Ma seguire le indicazioni del­la Costituzione rimane un dove­re. Certo, serve una cultura adeguata, perduta in questi anni e che ora sta recuperando una magistratura colta e consapevole, che affronta le questioni difficili del nascere, vivere e mo­rire proprio partendo dai prin­cipi costituzionali, ricostruen­do rigorosamente il quadro in cui si collocano diritti e libertà delle persone, risolvendo casi specifici come quelli riguardan­ti l'interruzione dei trattamenti per chi si trovi in stato vegetati­vo permanente, il rifiuto di cure, la diagnosi preimpianto. Ma proprio questo serissimo lavoro di approfondimento sta rive­lando la distanza tra cultura costituzionale e cultura politica. Sembra quasi che, prodighi di dichiarazioni, troppi esponenti politici non trovino più il tempo per leggere le sentenze e le ordi­nanze che commentano, o non abbiano più gli strumenti ne­cessari per analisi adeguate. Fioccano le invettive e le minac­ce: «invasione delle competen­ze dellegislato re», «ricorreremo alla Corte costituzionale». Ora, se questi frettolosi commenta­tori conoscessero davvero la Corte, si renderebbero conto che le deprecate decisioni della magistratura seguono proprio una sua indicazione generale, che vuole l'interpretazione del­la legge "costituzionalmente orientata": Nel caso della dia­gnosi preimpianto, anzi, sono stati proprio i giudici a bloccare una pericolosa invasione da parte del Governo delle competenze del legislatore, che non aveva affatto previsto il divieto di quel tipo di diagnosi, poi introdotto illegittimamente da un semplice decreto ministeriale.

Voci mostrate>

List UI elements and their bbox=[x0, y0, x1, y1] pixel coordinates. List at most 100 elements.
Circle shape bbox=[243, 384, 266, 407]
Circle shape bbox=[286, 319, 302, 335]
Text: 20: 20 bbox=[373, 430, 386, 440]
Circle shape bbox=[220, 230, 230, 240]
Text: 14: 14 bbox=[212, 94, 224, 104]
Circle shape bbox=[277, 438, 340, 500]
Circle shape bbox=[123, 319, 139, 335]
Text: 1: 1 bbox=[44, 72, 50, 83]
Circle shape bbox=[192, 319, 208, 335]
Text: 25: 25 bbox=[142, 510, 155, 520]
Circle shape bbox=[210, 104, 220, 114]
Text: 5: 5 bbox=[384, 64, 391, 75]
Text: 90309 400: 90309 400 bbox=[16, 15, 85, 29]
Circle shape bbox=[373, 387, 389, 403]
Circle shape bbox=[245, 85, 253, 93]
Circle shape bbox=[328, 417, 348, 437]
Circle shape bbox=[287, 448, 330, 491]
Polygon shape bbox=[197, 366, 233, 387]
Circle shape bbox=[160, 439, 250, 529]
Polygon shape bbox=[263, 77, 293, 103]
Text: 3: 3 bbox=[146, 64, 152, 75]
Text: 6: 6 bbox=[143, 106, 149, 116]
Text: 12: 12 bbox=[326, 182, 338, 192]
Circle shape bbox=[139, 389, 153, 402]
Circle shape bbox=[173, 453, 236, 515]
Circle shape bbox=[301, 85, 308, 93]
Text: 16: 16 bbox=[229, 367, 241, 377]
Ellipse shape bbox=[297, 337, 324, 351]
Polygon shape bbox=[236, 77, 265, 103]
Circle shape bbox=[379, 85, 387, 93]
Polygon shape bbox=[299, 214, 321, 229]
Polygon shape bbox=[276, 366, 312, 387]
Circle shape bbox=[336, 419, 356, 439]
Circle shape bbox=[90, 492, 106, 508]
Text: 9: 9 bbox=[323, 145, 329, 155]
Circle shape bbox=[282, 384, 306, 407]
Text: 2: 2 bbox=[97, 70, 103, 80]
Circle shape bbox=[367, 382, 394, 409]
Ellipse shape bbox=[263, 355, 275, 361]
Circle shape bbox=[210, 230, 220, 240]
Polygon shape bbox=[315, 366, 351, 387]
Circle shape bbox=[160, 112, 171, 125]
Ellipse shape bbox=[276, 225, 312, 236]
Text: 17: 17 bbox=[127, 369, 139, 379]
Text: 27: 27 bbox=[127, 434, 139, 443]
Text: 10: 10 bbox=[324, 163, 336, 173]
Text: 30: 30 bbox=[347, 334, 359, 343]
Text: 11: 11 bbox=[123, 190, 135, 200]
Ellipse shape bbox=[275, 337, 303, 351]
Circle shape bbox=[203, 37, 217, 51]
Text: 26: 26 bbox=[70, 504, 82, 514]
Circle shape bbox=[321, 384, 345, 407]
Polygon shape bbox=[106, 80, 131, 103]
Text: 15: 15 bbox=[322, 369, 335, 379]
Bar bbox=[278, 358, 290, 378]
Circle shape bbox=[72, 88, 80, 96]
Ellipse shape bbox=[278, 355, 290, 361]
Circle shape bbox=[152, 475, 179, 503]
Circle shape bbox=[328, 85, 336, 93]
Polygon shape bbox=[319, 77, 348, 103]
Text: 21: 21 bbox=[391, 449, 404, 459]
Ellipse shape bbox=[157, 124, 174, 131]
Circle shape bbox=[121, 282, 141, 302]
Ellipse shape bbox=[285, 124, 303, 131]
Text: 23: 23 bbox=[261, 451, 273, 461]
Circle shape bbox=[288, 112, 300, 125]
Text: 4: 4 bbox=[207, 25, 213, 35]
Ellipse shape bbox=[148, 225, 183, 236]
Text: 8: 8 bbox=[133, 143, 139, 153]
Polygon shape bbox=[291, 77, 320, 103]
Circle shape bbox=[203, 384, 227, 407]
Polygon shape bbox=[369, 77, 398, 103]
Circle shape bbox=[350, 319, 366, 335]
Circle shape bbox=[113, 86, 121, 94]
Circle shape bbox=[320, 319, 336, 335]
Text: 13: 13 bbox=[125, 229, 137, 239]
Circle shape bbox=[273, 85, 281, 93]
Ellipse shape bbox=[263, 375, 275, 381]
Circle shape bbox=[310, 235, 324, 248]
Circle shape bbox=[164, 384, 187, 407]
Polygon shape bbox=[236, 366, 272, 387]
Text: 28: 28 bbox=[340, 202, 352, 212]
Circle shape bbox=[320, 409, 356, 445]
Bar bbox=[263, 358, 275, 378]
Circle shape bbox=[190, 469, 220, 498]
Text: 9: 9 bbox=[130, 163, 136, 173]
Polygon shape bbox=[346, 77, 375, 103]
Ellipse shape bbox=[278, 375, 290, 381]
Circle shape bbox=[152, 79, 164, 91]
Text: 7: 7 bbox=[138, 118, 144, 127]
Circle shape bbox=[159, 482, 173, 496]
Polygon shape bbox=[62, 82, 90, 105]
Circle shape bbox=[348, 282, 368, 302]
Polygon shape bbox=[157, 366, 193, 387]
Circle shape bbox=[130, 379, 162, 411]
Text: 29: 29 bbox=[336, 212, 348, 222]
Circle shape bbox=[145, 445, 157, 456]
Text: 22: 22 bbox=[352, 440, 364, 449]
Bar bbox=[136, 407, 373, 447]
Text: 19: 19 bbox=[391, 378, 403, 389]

Cosa produrre> Stabilisci se le affermazioni (a), (b) e (c) concordano con l'estratto scelto, rispondendo sì o no e citando alla lettera le parole decisive del testo. (a) Il divieto di diagnosi preimpianto era stato previsto dal legislatore. (b) La magistratura sta recuperando una cultura adeguata. (c) Troppi esponenti politici trovano il tempo di leggere le sentenze che commentano.

Risultato del compito>
(a) No: «che non aveva affatto previsto il divieto di quel tipo di diagnosi»
(b) Sì: «che ora sta recuperando una magistratura colta e consapevole»
(c) No: «non trovino più il tempo per leggere le sentenze»